Challenge. Look for "ylabel" in the listing below. Gather each line that contains it.

Material supplied.
--

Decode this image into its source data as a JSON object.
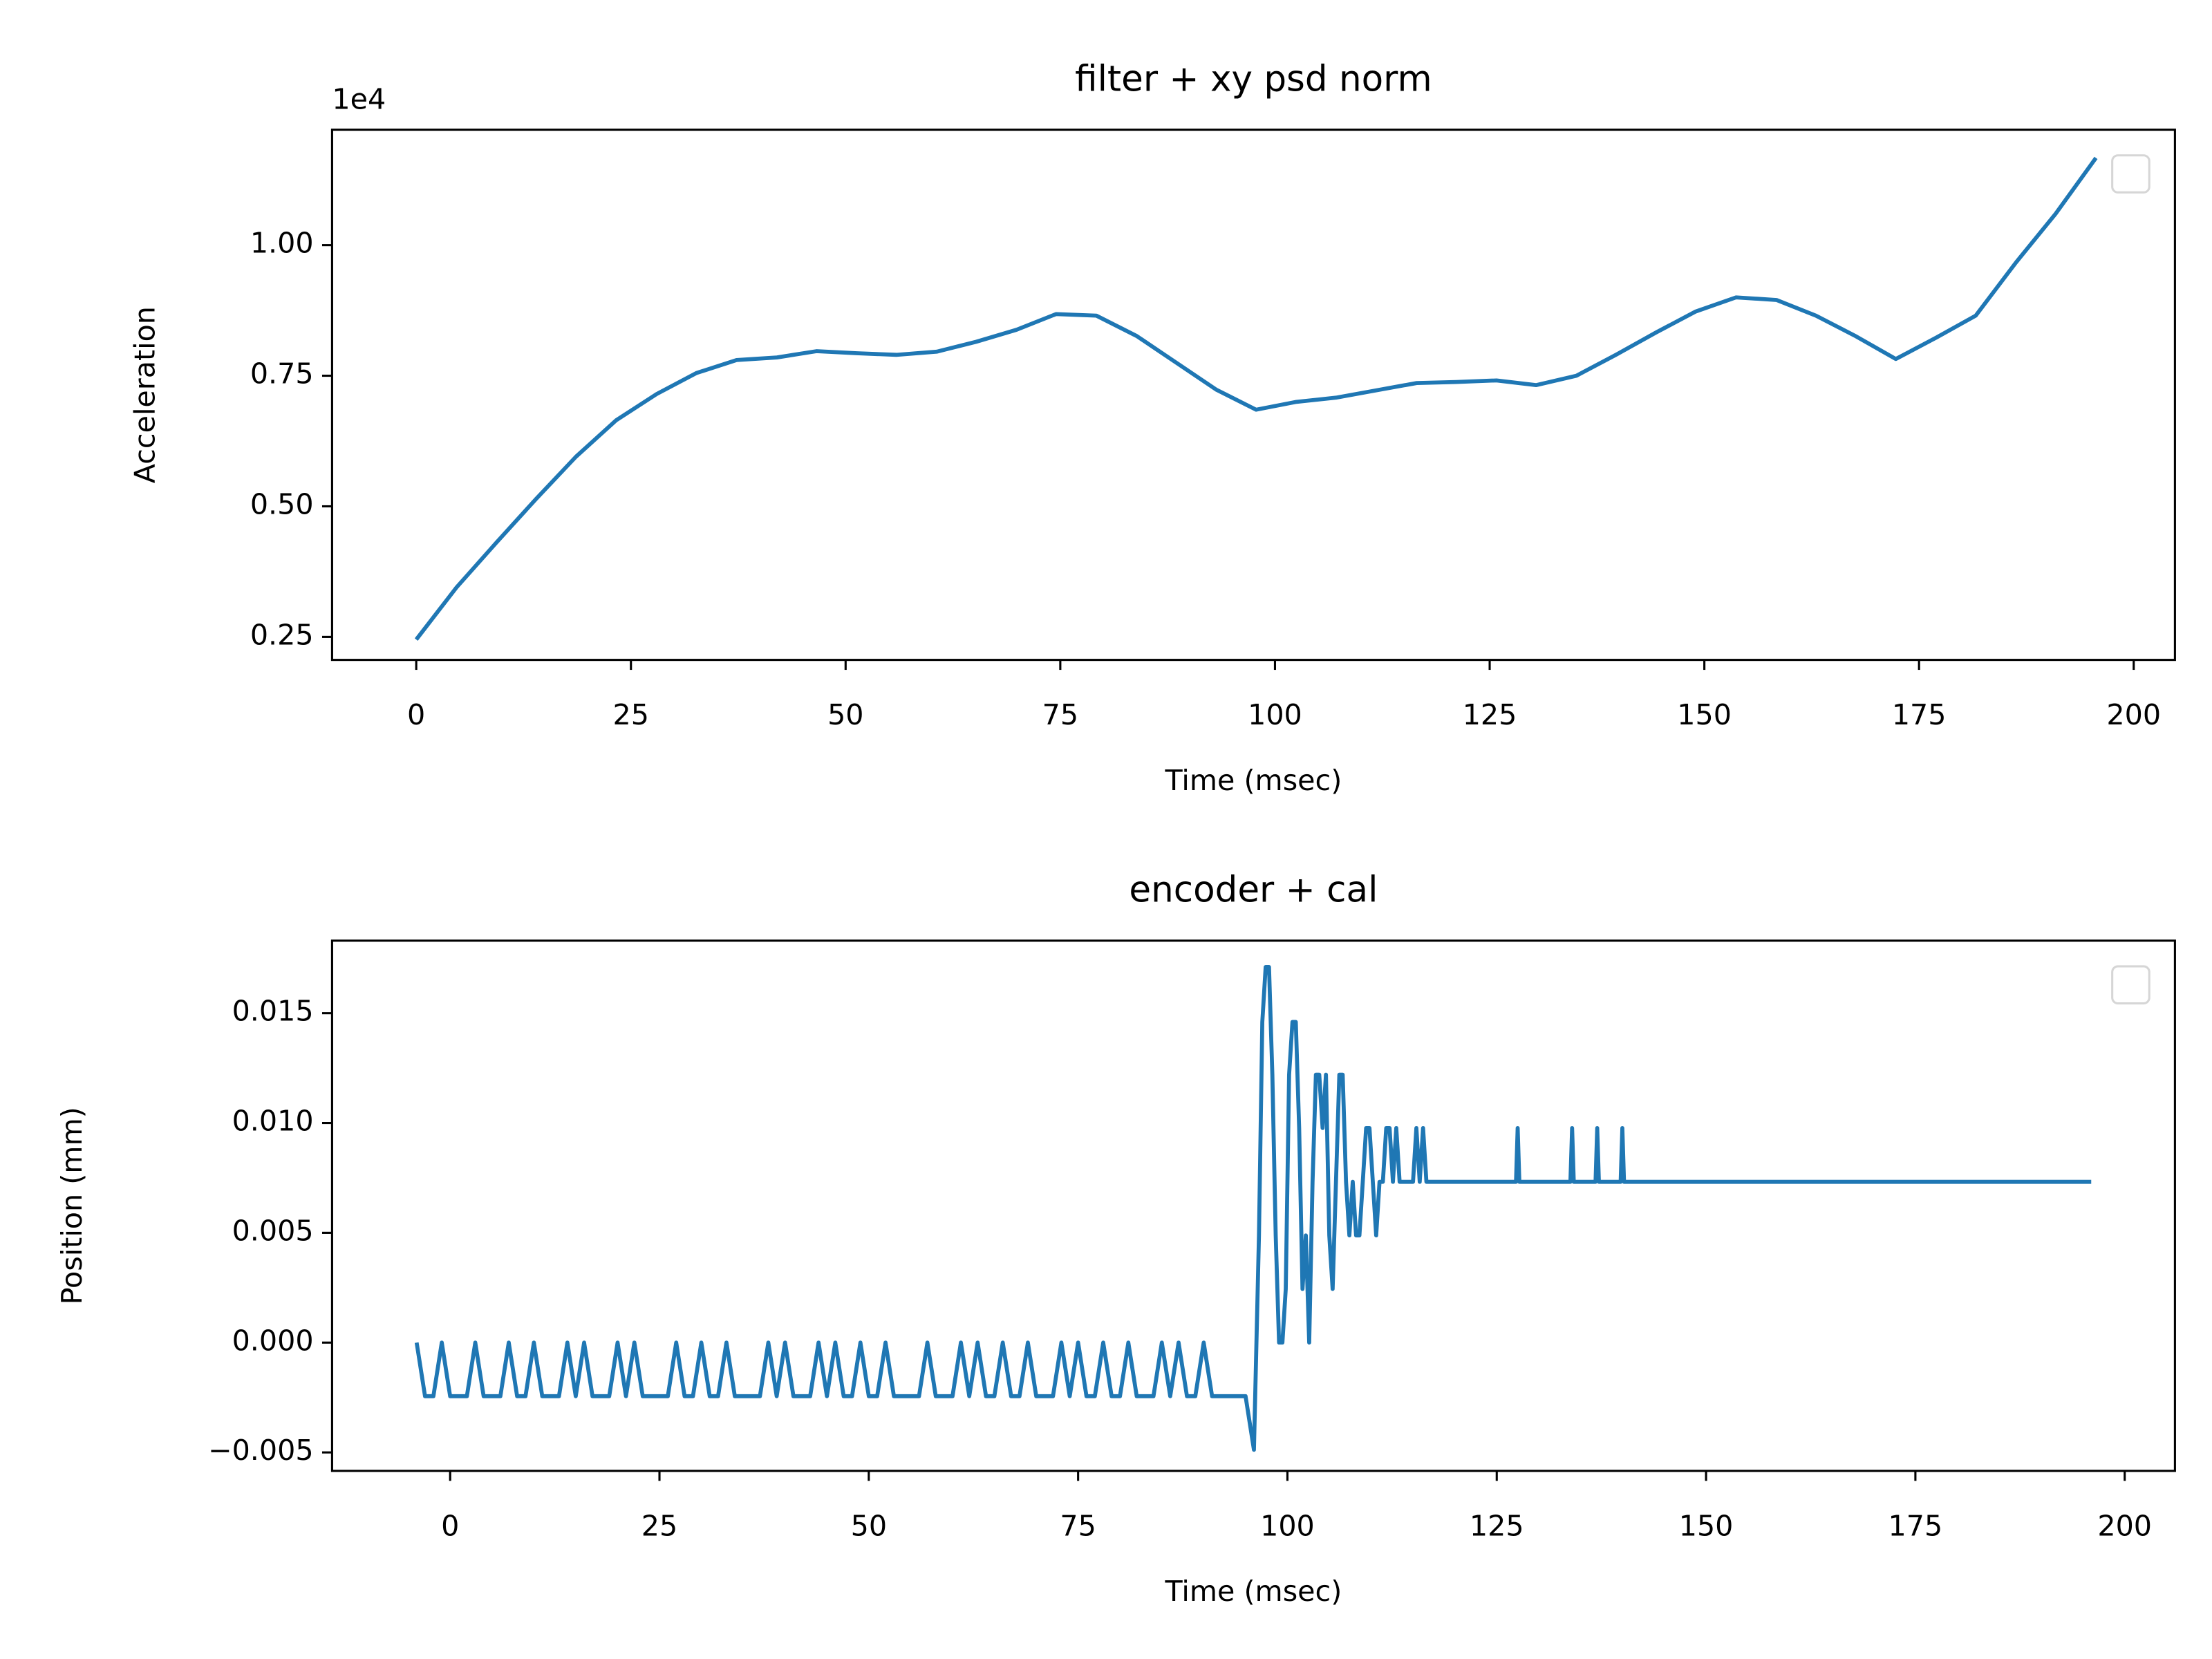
{
  "chart_data": [
    {
      "type": "line",
      "title": "filter + xy psd norm",
      "xlabel": "Time (msec)",
      "ylabel": "Acceleration",
      "y_offset_label": "1e4",
      "color": "#1f77b4",
      "legend_loc": "upper right",
      "x": [
        0,
        4.7,
        9.3,
        14,
        18.6,
        23.3,
        28,
        32.6,
        37.3,
        42,
        46.6,
        51.3,
        55.9,
        60.6,
        65.2,
        69.9,
        74.5,
        79.2,
        83.9,
        88.5,
        93.2,
        97.8,
        102.5,
        107.1,
        111.8,
        116.5,
        121.1,
        125.8,
        130.4,
        135.1,
        139.7,
        144.4,
        149,
        153.7,
        158.4,
        163,
        167.7,
        172.3,
        177,
        181.6,
        186.3,
        190.9,
        195.6
      ],
      "values": [
        0.245,
        0.345,
        0.43,
        0.515,
        0.595,
        0.665,
        0.715,
        0.755,
        0.78,
        0.785,
        0.797,
        0.793,
        0.79,
        0.796,
        0.815,
        0.838,
        0.868,
        0.865,
        0.826,
        0.775,
        0.723,
        0.685,
        0.7,
        0.708,
        0.722,
        0.736,
        0.738,
        0.741,
        0.732,
        0.75,
        0.79,
        0.833,
        0.873,
        0.9,
        0.895,
        0.865,
        0.825,
        0.782,
        0.823,
        0.865,
        0.967,
        1.06,
        1.167
      ],
      "xlim": [
        -9.8,
        204.8
      ],
      "ylim": [
        0.206,
        1.221
      ],
      "xticks": [
        0,
        25,
        50,
        75,
        100,
        125,
        150,
        175,
        200
      ],
      "yticks": [
        0.25,
        {
          "value": 0.5,
          "label": "0.50"
        },
        0.75,
        {
          "value": 1,
          "label": "1.00"
        }
      ]
    },
    {
      "type": "line",
      "title": "encoder + cal",
      "xlabel": "Time (msec)",
      "ylabel": "Position (mm)",
      "color": "#1f77b4",
      "legend_loc": "upper right",
      "x": [
        -4,
        -3,
        -2,
        -1,
        0,
        1,
        2,
        3,
        4,
        5,
        6,
        7,
        8,
        9,
        10,
        11,
        12,
        13,
        14,
        15,
        16,
        17,
        18,
        19,
        20,
        21,
        22,
        23,
        24,
        25,
        26,
        27,
        28,
        29,
        30,
        31,
        32,
        33,
        34,
        35,
        36,
        37,
        38,
        39,
        40,
        41,
        42,
        43,
        44,
        45,
        46,
        47,
        48,
        49,
        50,
        51,
        52,
        53,
        54,
        55,
        56,
        57,
        58,
        59,
        60,
        61,
        62,
        63,
        64,
        65,
        66,
        67,
        68,
        69,
        70,
        71,
        72,
        73,
        74,
        75,
        76,
        77,
        78,
        79,
        80,
        81,
        82,
        83,
        84,
        85,
        86,
        87,
        88,
        89,
        90,
        91,
        92,
        93,
        94,
        95,
        96,
        96.6,
        97,
        97.4,
        97.8,
        98.2,
        98.6,
        99,
        99.4,
        99.8,
        100.2,
        100.6,
        101,
        101.4,
        101.8,
        102.2,
        102.6,
        103,
        103.4,
        103.8,
        104.2,
        104.6,
        105,
        105.4,
        105.8,
        106.2,
        106.6,
        107,
        107.4,
        107.8,
        108.2,
        108.6,
        109,
        109.4,
        109.8,
        110.2,
        110.6,
        111,
        111.4,
        111.8,
        112.2,
        112.6,
        113,
        113.4,
        115,
        115.4,
        115.8,
        116.2,
        116.6,
        127.3,
        127.5,
        127.7,
        133.8,
        134,
        134.2,
        136.8,
        137,
        137.2,
        139.8,
        140,
        140.2,
        196
      ],
      "values": [
        0,
        -0.00244,
        -0.00244,
        0,
        -0.00244,
        -0.00244,
        -0.00244,
        0,
        -0.00244,
        -0.00244,
        -0.00244,
        0,
        -0.00244,
        -0.00244,
        0,
        -0.00244,
        -0.00244,
        -0.00244,
        0,
        -0.00244,
        0,
        -0.00244,
        -0.00244,
        -0.00244,
        0,
        -0.00244,
        0,
        -0.00244,
        -0.00244,
        -0.00244,
        -0.00244,
        0,
        -0.00244,
        -0.00244,
        0,
        -0.00244,
        -0.00244,
        0,
        -0.00244,
        -0.00244,
        -0.00244,
        -0.00244,
        0,
        -0.00244,
        0,
        -0.00244,
        -0.00244,
        -0.00244,
        0,
        -0.00244,
        0,
        -0.00244,
        -0.00244,
        0,
        -0.00244,
        -0.00244,
        0,
        -0.00244,
        -0.00244,
        -0.00244,
        -0.00244,
        0,
        -0.00244,
        -0.00244,
        -0.00244,
        0,
        -0.00244,
        0,
        -0.00244,
        -0.00244,
        0,
        -0.00244,
        -0.00244,
        0,
        -0.00244,
        -0.00244,
        -0.00244,
        0,
        -0.00244,
        0,
        -0.00244,
        -0.00244,
        0,
        -0.00244,
        -0.00244,
        0,
        -0.00244,
        -0.00244,
        -0.00244,
        0,
        -0.00244,
        0,
        -0.00244,
        -0.00244,
        0,
        -0.00244,
        -0.00244,
        -0.00244,
        -0.00244,
        -0.00244,
        -0.00488,
        0.00488,
        0.0146,
        0.0171,
        0.0171,
        0.0122,
        0.00488,
        0,
        0,
        0.00244,
        0.0122,
        0.0146,
        0.0146,
        0.00977,
        0.00244,
        0.00488,
        0,
        0.00732,
        0.0122,
        0.0122,
        0.00977,
        0.0122,
        0.00488,
        0.00244,
        0.00732,
        0.0122,
        0.0122,
        0.00732,
        0.00488,
        0.00732,
        0.00488,
        0.00488,
        0.00732,
        0.00977,
        0.00977,
        0.00732,
        0.00488,
        0.00732,
        0.00732,
        0.00977,
        0.00977,
        0.00732,
        0.00977,
        0.00732,
        0.00732,
        0.00977,
        0.00732,
        0.00977,
        0.00732,
        0.00732,
        0.00977,
        0.00732,
        0.00732,
        0.00977,
        0.00732,
        0.00732,
        0.00977,
        0.00732,
        0.00732,
        0.00977,
        0.00732,
        0.00732
      ],
      "xlim": [
        -14.1,
        206
      ],
      "ylim": [
        -0.00584,
        0.0183
      ],
      "xticks": [
        0,
        25,
        50,
        75,
        100,
        125,
        150,
        175,
        200
      ],
      "yticks": [
        {
          "value": -0.005,
          "label": "−0.005"
        },
        {
          "value": 0,
          "label": "0.000"
        },
        0.005,
        {
          "value": 0.01,
          "label": "0.010"
        },
        0.015
      ]
    }
  ]
}
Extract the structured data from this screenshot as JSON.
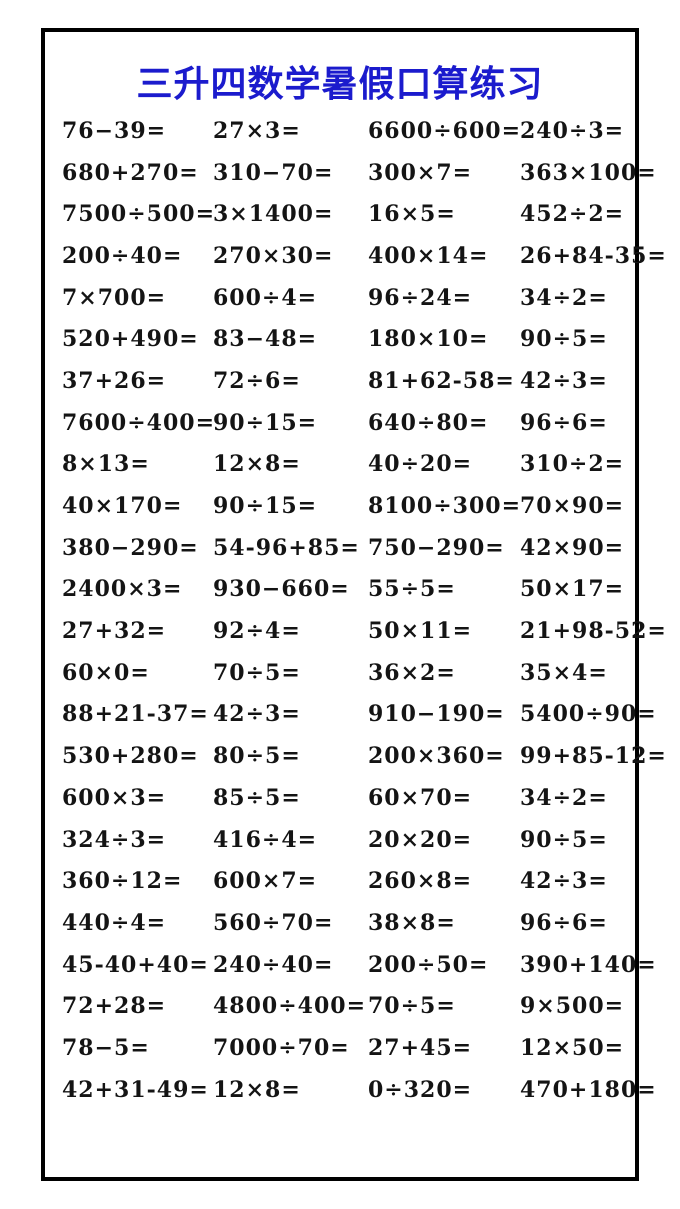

--

Result of the exercise.
      "ylabel": "Acceleration",
      "ylabel": "Position (mm)",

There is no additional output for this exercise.